SET EXERCISE. What follows is a set of records, each of which is to be written out exactly.

THE DATA.

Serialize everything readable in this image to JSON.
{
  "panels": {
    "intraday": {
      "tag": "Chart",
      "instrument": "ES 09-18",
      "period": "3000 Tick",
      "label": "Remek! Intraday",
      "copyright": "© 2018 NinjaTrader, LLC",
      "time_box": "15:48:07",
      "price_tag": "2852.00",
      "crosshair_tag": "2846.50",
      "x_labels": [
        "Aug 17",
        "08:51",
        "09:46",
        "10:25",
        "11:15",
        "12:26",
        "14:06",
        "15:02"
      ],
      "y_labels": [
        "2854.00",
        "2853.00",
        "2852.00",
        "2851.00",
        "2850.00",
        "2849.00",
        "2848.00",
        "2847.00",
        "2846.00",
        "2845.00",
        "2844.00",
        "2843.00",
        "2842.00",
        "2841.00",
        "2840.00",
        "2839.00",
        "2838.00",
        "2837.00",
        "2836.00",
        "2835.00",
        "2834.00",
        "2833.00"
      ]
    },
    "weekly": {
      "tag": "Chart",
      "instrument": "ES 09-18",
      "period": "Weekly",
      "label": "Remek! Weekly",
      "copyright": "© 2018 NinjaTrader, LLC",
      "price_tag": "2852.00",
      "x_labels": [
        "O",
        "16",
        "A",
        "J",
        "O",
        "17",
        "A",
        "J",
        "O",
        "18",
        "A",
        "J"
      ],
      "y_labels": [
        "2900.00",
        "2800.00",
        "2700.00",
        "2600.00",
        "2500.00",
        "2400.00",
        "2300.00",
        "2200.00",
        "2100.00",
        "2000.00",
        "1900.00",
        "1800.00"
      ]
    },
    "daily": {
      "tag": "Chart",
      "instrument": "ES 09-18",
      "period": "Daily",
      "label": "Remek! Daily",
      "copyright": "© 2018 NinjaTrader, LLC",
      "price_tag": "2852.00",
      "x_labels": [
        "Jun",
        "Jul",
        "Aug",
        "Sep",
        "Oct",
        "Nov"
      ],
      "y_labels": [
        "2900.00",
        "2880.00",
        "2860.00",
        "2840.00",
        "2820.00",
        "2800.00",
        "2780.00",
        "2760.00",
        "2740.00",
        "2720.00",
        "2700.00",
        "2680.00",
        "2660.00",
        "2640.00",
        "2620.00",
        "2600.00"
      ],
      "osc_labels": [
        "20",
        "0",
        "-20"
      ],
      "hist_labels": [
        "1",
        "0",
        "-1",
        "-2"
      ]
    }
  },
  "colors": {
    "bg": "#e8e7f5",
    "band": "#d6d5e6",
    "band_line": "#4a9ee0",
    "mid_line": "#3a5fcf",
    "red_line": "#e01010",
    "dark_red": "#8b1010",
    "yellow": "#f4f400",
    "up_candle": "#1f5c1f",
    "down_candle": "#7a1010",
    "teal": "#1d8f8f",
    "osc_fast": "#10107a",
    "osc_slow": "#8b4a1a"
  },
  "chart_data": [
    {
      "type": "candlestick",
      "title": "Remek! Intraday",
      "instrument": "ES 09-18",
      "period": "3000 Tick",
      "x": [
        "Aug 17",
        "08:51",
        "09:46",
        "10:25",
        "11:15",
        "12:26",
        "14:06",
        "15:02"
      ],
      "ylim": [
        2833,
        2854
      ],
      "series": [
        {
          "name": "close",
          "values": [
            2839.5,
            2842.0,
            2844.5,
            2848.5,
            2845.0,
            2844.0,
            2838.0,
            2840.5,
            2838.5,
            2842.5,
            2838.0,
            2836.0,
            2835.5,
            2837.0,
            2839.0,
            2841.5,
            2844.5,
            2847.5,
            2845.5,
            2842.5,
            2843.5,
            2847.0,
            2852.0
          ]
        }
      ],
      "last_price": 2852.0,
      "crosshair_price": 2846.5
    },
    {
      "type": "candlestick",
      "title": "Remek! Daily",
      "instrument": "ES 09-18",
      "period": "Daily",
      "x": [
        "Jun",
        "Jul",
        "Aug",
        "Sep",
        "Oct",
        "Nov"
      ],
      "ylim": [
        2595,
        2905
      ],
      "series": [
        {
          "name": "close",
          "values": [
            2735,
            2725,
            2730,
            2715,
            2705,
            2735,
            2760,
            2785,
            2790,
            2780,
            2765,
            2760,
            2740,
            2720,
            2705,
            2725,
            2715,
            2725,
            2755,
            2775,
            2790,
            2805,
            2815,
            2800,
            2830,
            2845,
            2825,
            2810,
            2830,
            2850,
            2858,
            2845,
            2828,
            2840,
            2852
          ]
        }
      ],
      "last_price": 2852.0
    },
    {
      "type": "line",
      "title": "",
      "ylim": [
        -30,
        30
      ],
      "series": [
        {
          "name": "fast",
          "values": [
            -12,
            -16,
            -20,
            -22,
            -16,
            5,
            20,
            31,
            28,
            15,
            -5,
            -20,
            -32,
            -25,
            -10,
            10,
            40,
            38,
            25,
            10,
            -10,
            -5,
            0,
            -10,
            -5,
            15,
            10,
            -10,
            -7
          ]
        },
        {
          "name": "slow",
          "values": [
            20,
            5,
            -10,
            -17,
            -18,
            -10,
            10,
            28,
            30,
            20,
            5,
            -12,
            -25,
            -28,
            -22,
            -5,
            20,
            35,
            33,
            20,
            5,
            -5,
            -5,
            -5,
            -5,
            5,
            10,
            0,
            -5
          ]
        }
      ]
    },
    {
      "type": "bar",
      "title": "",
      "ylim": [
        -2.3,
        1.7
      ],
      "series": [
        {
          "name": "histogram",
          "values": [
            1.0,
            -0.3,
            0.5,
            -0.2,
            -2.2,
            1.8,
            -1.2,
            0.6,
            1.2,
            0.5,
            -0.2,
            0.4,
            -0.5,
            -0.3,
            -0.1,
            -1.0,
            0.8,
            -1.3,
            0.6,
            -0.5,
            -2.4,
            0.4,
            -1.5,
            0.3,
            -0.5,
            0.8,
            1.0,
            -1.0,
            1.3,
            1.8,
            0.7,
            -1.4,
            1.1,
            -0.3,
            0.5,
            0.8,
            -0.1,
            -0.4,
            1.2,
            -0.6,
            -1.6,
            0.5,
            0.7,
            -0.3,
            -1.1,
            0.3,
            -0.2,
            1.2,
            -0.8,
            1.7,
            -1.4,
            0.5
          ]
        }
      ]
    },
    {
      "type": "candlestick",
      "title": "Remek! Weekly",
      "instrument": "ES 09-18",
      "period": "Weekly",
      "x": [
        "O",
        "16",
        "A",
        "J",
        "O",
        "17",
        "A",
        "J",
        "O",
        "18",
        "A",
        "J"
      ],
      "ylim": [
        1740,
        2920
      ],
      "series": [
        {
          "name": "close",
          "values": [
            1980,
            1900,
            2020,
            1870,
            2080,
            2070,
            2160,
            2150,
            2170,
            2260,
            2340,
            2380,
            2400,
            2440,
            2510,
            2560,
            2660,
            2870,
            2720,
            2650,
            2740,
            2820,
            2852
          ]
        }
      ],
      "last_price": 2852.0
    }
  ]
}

FINAL RESULT.
Serialize everything readable in this image to JSON.
{
  "panels": {
    "intraday": {
      "tag": "Chart",
      "instrument": "ES 09-18",
      "period": "3000 Tick",
      "label": "Remek! Intraday",
      "copyright": "© 2018 NinjaTrader, LLC",
      "time_box": "15:48:07",
      "price_tag": "2852.00",
      "crosshair_tag": "2846.50",
      "x_labels": [
        "Aug 17",
        "08:51",
        "09:46",
        "10:25",
        "11:15",
        "12:26",
        "14:06",
        "15:02"
      ],
      "y_labels": [
        "2854.00",
        "2853.00",
        "2852.00",
        "2851.00",
        "2850.00",
        "2849.00",
        "2848.00",
        "2847.00",
        "2846.00",
        "2845.00",
        "2844.00",
        "2843.00",
        "2842.00",
        "2841.00",
        "2840.00",
        "2839.00",
        "2838.00",
        "2837.00",
        "2836.00",
        "2835.00",
        "2834.00",
        "2833.00"
      ]
    },
    "weekly": {
      "tag": "Chart",
      "instrument": "ES 09-18",
      "period": "Weekly",
      "label": "Remek! Weekly",
      "copyright": "© 2018 NinjaTrader, LLC",
      "price_tag": "2852.00",
      "x_labels": [
        "O",
        "16",
        "A",
        "J",
        "O",
        "17",
        "A",
        "J",
        "O",
        "18",
        "A",
        "J"
      ],
      "y_labels": [
        "2900.00",
        "2800.00",
        "2700.00",
        "2600.00",
        "2500.00",
        "2400.00",
        "2300.00",
        "2200.00",
        "2100.00",
        "2000.00",
        "1900.00",
        "1800.00"
      ]
    },
    "daily": {
      "tag": "Chart",
      "instrument": "ES 09-18",
      "period": "Daily",
      "label": "Remek! Daily",
      "copyright": "© 2018 NinjaTrader, LLC",
      "price_tag": "2852.00",
      "x_labels": [
        "Jun",
        "Jul",
        "Aug",
        "Sep",
        "Oct",
        "Nov"
      ],
      "y_labels": [
        "2900.00",
        "2880.00",
        "2860.00",
        "2840.00",
        "2820.00",
        "2800.00",
        "2780.00",
        "2760.00",
        "2740.00",
        "2720.00",
        "2700.00",
        "2680.00",
        "2660.00",
        "2640.00",
        "2620.00",
        "2600.00"
      ],
      "osc_labels": [
        "20",
        "0",
        "-20"
      ],
      "hist_labels": [
        "1",
        "0",
        "-1",
        "-2"
      ]
    }
  },
  "colors": {
    "bg": "#e8e7f5",
    "band": "#d6d5e6",
    "band_line": "#4a9ee0",
    "mid_line": "#3a5fcf",
    "red_line": "#e01010",
    "dark_red": "#8b1010",
    "yellow": "#f4f400",
    "up_candle": "#1f5c1f",
    "down_candle": "#7a1010",
    "teal": "#1d8f8f",
    "osc_fast": "#10107a",
    "osc_slow": "#8b4a1a"
  },
  "chart_data": [
    {
      "type": "candlestick",
      "title": "Remek! Intraday",
      "instrument": "ES 09-18",
      "period": "3000 Tick",
      "x": [
        "Aug 17",
        "08:51",
        "09:46",
        "10:25",
        "11:15",
        "12:26",
        "14:06",
        "15:02"
      ],
      "ylim": [
        2833,
        2854
      ],
      "series": [
        {
          "name": "close",
          "values": [
            2839.5,
            2842.0,
            2844.5,
            2848.5,
            2845.0,
            2844.0,
            2838.0,
            2840.5,
            2838.5,
            2842.5,
            2838.0,
            2836.0,
            2835.5,
            2837.0,
            2839.0,
            2841.5,
            2844.5,
            2847.5,
            2845.5,
            2842.5,
            2843.5,
            2847.0,
            2852.0
          ]
        }
      ],
      "last_price": 2852.0,
      "crosshair_price": 2846.5
    },
    {
      "type": "candlestick",
      "title": "Remek! Daily",
      "instrument": "ES 09-18",
      "period": "Daily",
      "x": [
        "Jun",
        "Jul",
        "Aug",
        "Sep",
        "Oct",
        "Nov"
      ],
      "ylim": [
        2595,
        2905
      ],
      "series": [
        {
          "name": "close",
          "values": [
            2735,
            2725,
            2730,
            2715,
            2705,
            2735,
            2760,
            2785,
            2790,
            2780,
            2765,
            2760,
            2740,
            2720,
            2705,
            2725,
            2715,
            2725,
            2755,
            2775,
            2790,
            2805,
            2815,
            2800,
            2830,
            2845,
            2825,
            2810,
            2830,
            2850,
            2858,
            2845,
            2828,
            2840,
            2852
          ]
        }
      ],
      "last_price": 2852.0
    },
    {
      "type": "line",
      "title": "",
      "ylim": [
        -30,
        30
      ],
      "series": [
        {
          "name": "fast",
          "values": [
            -12,
            -16,
            -20,
            -22,
            -16,
            5,
            20,
            31,
            28,
            15,
            -5,
            -20,
            -32,
            -25,
            -10,
            10,
            40,
            38,
            25,
            10,
            -10,
            -5,
            0,
            -10,
            -5,
            15,
            10,
            -10,
            -7
          ]
        },
        {
          "name": "slow",
          "values": [
            20,
            5,
            -10,
            -17,
            -18,
            -10,
            10,
            28,
            30,
            20,
            5,
            -12,
            -25,
            -28,
            -22,
            -5,
            20,
            35,
            33,
            20,
            5,
            -5,
            -5,
            -5,
            -5,
            5,
            10,
            0,
            -5
          ]
        }
      ]
    },
    {
      "type": "bar",
      "title": "",
      "ylim": [
        -2.3,
        1.7
      ],
      "series": [
        {
          "name": "histogram",
          "values": [
            1.0,
            -0.3,
            0.5,
            -0.2,
            -2.2,
            1.8,
            -1.2,
            0.6,
            1.2,
            0.5,
            -0.2,
            0.4,
            -0.5,
            -0.3,
            -0.1,
            -1.0,
            0.8,
            -1.3,
            0.6,
            -0.5,
            -2.4,
            0.4,
            -1.5,
            0.3,
            -0.5,
            0.8,
            1.0,
            -1.0,
            1.3,
            1.8,
            0.7,
            -1.4,
            1.1,
            -0.3,
            0.5,
            0.8,
            -0.1,
            -0.4,
            1.2,
            -0.6,
            -1.6,
            0.5,
            0.7,
            -0.3,
            -1.1,
            0.3,
            -0.2,
            1.2,
            -0.8,
            1.7,
            -1.4,
            0.5
          ]
        }
      ]
    },
    {
      "type": "candlestick",
      "title": "Remek! Weekly",
      "instrument": "ES 09-18",
      "period": "Weekly",
      "x": [
        "O",
        "16",
        "A",
        "J",
        "O",
        "17",
        "A",
        "J",
        "O",
        "18",
        "A",
        "J"
      ],
      "ylim": [
        1740,
        2920
      ],
      "series": [
        {
          "name": "close",
          "values": [
            1980,
            1900,
            2020,
            1870,
            2080,
            2070,
            2160,
            2150,
            2170,
            2260,
            2340,
            2380,
            2400,
            2440,
            2510,
            2560,
            2660,
            2870,
            2720,
            2650,
            2740,
            2820,
            2852
          ]
        }
      ],
      "last_price": 2852.0
    }
  ]
}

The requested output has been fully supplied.